* PROBLEM DETAILS *
Convert every line of the material into a JSON list of strings, one string per line, leaving out blank lines.

** START **

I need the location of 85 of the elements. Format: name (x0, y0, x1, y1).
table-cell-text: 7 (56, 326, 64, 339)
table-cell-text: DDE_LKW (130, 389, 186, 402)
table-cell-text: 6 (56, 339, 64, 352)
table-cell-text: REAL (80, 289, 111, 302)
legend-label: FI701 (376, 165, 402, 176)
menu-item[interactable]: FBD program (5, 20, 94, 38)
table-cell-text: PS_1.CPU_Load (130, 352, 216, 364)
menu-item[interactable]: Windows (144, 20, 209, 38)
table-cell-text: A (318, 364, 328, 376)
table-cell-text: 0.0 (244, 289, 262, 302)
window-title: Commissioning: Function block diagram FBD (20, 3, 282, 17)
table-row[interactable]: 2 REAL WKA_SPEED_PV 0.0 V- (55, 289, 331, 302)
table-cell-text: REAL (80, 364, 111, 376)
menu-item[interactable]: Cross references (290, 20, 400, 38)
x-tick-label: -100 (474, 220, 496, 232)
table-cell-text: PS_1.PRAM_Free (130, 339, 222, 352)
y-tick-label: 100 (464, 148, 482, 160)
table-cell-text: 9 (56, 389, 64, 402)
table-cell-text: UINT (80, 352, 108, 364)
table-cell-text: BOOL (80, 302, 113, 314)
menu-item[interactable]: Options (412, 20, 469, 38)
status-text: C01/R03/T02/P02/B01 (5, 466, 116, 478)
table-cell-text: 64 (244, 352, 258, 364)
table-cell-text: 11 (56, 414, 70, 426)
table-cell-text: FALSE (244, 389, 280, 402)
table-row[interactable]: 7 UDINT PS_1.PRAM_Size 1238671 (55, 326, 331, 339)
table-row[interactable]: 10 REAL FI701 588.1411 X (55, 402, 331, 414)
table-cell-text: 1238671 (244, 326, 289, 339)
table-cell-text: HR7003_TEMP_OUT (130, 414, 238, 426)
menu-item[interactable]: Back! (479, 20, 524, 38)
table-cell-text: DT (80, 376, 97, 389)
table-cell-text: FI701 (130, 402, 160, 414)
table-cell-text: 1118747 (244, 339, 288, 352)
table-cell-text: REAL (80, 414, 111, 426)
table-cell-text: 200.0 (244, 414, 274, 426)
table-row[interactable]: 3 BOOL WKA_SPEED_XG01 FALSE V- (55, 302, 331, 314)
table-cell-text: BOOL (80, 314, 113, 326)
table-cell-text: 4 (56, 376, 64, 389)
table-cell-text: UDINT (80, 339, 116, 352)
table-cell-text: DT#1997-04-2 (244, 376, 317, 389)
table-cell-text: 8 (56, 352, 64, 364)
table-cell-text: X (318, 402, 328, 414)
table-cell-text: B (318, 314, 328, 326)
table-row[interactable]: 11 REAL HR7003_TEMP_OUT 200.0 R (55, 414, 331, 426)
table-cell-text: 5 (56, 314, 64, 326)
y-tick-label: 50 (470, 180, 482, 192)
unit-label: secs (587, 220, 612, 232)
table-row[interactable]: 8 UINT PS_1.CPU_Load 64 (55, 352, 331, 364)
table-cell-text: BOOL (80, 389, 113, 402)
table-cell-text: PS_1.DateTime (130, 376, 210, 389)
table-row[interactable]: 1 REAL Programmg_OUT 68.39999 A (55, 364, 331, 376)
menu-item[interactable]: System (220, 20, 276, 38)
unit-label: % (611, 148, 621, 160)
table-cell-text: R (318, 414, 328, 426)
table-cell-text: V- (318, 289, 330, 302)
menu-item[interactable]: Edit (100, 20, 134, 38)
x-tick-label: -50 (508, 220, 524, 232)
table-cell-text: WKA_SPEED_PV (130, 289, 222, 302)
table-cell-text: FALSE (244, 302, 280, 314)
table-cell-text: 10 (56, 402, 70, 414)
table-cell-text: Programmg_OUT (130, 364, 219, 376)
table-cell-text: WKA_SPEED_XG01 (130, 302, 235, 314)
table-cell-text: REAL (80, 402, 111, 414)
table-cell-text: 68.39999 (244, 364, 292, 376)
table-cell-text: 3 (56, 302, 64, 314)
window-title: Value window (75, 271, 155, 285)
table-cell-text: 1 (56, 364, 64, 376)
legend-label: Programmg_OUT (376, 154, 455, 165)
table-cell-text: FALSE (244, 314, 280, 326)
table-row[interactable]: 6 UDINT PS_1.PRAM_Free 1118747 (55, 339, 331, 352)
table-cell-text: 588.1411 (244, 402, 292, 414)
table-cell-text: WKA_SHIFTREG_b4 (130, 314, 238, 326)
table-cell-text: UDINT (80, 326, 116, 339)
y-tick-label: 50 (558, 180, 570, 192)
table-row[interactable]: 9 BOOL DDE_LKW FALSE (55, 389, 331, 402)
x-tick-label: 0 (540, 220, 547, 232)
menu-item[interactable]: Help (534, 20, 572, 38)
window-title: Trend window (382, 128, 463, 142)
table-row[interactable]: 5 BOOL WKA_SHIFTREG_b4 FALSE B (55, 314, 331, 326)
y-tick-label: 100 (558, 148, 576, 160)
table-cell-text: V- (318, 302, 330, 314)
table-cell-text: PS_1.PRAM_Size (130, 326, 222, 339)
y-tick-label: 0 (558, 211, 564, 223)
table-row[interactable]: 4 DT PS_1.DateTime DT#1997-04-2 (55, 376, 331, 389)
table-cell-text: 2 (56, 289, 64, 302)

** END **

* FINAL RESULT *
[
  "I need the location of 85 of the elements. Format: name (x0, y0, x1, y1).",
  "table-cell-text: 7 (56, 326, 64, 339)",
  "table-cell-text: DDE_LKW (130, 389, 186, 402)",
  "table-cell-text: 6 (56, 339, 64, 352)",
  "table-cell-text: REAL (80, 289, 111, 302)",
  "legend-label: FI701 (376, 165, 402, 176)",
  "menu-item[interactable]: FBD program (5, 20, 94, 38)",
  "table-cell-text: PS_1.CPU_Load (130, 352, 216, 364)",
  "menu-item[interactable]: Windows (144, 20, 209, 38)",
  "table-cell-text: A (318, 364, 328, 376)",
  "table-cell-text: 0.0 (244, 289, 262, 302)",
  "window-title: Commissioning: Function block diagram FBD (20, 3, 282, 17)",
  "table-row[interactable]: 2 REAL WKA_SPEED_PV 0.0 V- (55, 289, 331, 302)",
  "table-cell-text: REAL (80, 364, 111, 376)",
  "menu-item[interactable]: Cross references (290, 20, 400, 38)",
  "x-tick-label: -100 (474, 220, 496, 232)",
  "table-cell-text: PS_1.PRAM_Free (130, 339, 222, 352)",
  "y-tick-label: 100 (464, 148, 482, 160)",
  "table-cell-text: 9 (56, 389, 64, 402)",
  "table-cell-text: UINT (80, 352, 108, 364)",
  "table-cell-text: BOOL (80, 302, 113, 314)",
  "menu-item[interactable]: Options (412, 20, 469, 38)",
  "status-text: C01/R03/T02/P02/B01 (5, 466, 116, 478)",
  "table-cell-text: 64 (244, 352, 258, 364)",
  "table-cell-text: 11 (56, 414, 70, 426)",
  "table-cell-text: FALSE (244, 389, 280, 402)",
  "table-row[interactable]: 7 UDINT PS_1.PRAM_Size 1238671 (55, 326, 331, 339)",
  "table-row[interactable]: 10 REAL FI701 588.1411 X (55, 402, 331, 414)",
  "table-cell-text: 1238671 (244, 326, 289, 339)",
  "table-cell-text: HR7003_TEMP_OUT (130, 414, 238, 426)",
  "menu-item[interactable]: Back! (479, 20, 524, 38)",
  "table-cell-text: DT (80, 376, 97, 389)",
  "table-cell-text: FI701 (130, 402, 160, 414)",
  "table-cell-text: 1118747 (244, 339, 288, 352)",
  "table-cell-text: REAL (80, 414, 111, 426)",
  "table-cell-text: 200.0 (244, 414, 274, 426)",
  "table-row[interactable]: 3 BOOL WKA_SPEED_XG01 FALSE V- (55, 302, 331, 314)",
  "table-cell-text: BOOL (80, 314, 113, 326)",
  "table-cell-text: 4 (56, 376, 64, 389)",
  "table-cell-text: UDINT (80, 339, 116, 352)",
  "table-cell-text: DT#1997-04-2 (244, 376, 317, 389)",
  "table-cell-text: 8 (56, 352, 64, 364)",
  "table-cell-text: X (318, 402, 328, 414)",
  "table-cell-text: B (318, 314, 328, 326)",
  "table-row[interactable]: 11 REAL HR7003_TEMP_OUT 200.0 R (55, 414, 331, 426)",
  "table-cell-text: 5 (56, 314, 64, 326)",
  "y-tick-label: 50 (470, 180, 482, 192)",
  "unit-label: secs (587, 220, 612, 232)",
  "table-row[interactable]: 8 UINT PS_1.CPU_Load 64 (55, 352, 331, 364)",
  "table-cell-text: BOOL (80, 389, 113, 402)",
  "table-cell-text: PS_1.DateTime (130, 376, 210, 389)",
  "table-row[interactable]: 1 REAL Programmg_OUT 68.39999 A (55, 364, 331, 376)",
  "menu-item[interactable]: System (220, 20, 276, 38)",
  "unit-label: % (611, 148, 621, 160)",
  "table-cell-text: R (318, 414, 328, 426)",
  "table-cell-text: V- (318, 289, 330, 302)",
  "menu-item[interactable]: Edit (100, 20, 134, 38)",
  "x-tick-label: -50 (508, 220, 524, 232)",
  "table-cell-text: WKA_SPEED_PV (130, 289, 222, 302)",
  "table-cell-text: FALSE (244, 302, 280, 314)",
  "table-cell-text: 10 (56, 402, 70, 414)",
  "table-cell-text: Programmg_OUT (130, 364, 219, 376)",
  "table-cell-text: WKA_SPEED_XG01 (130, 302, 235, 314)",
  "table-cell-text: REAL (80, 402, 111, 414)",
  "table-cell-text: 68.39999 (244, 364, 292, 376)",
  "table-cell-text: 3 (56, 302, 64, 314)",
  "window-title: Value window (75, 271, 155, 285)",
  "table-cell-text: 1 (56, 364, 64, 376)",
  "legend-label: Programmg_OUT (376, 154, 455, 165)",
  "table-cell-text: FALSE (244, 314, 280, 326)",
  "table-row[interactable]: 6 UDINT PS_1.PRAM_Free 1118747 (55, 339, 331, 352)",
  "table-cell-text: 588.1411 (244, 402, 292, 414)",
  "table-cell-text: WKA_SHIFTREG_b4 (130, 314, 238, 326)",
  "table-cell-text: UDINT (80, 326, 116, 339)",
  "y-tick-label: 50 (558, 180, 570, 192)",
  "table-row[interactable]: 9 BOOL DDE_LKW FALSE (55, 389, 331, 402)",
  "x-tick-label: 0 (540, 220, 547, 232)",
  "menu-item[interactable]: Help (534, 20, 572, 38)",
  "window-title: Trend window (382, 128, 463, 142)",
  "table-row[interactable]: 5 BOOL WKA_SHIFTREG_b4 FALSE B (55, 314, 331, 326)",
  "y-tick-label: 100 (558, 148, 576, 160)",
  "table-cell-text: V- (318, 302, 330, 314)",
  "table-cell-text: PS_1.PRAM_Size (130, 326, 222, 339)",
  "y-tick-label: 0 (558, 211, 564, 223)",
  "table-row[interactable]: 4 DT PS_1.DateTime DT#1997-04-2 (55, 376, 331, 389)",
  "table-cell-text: 2 (56, 289, 64, 302)"
]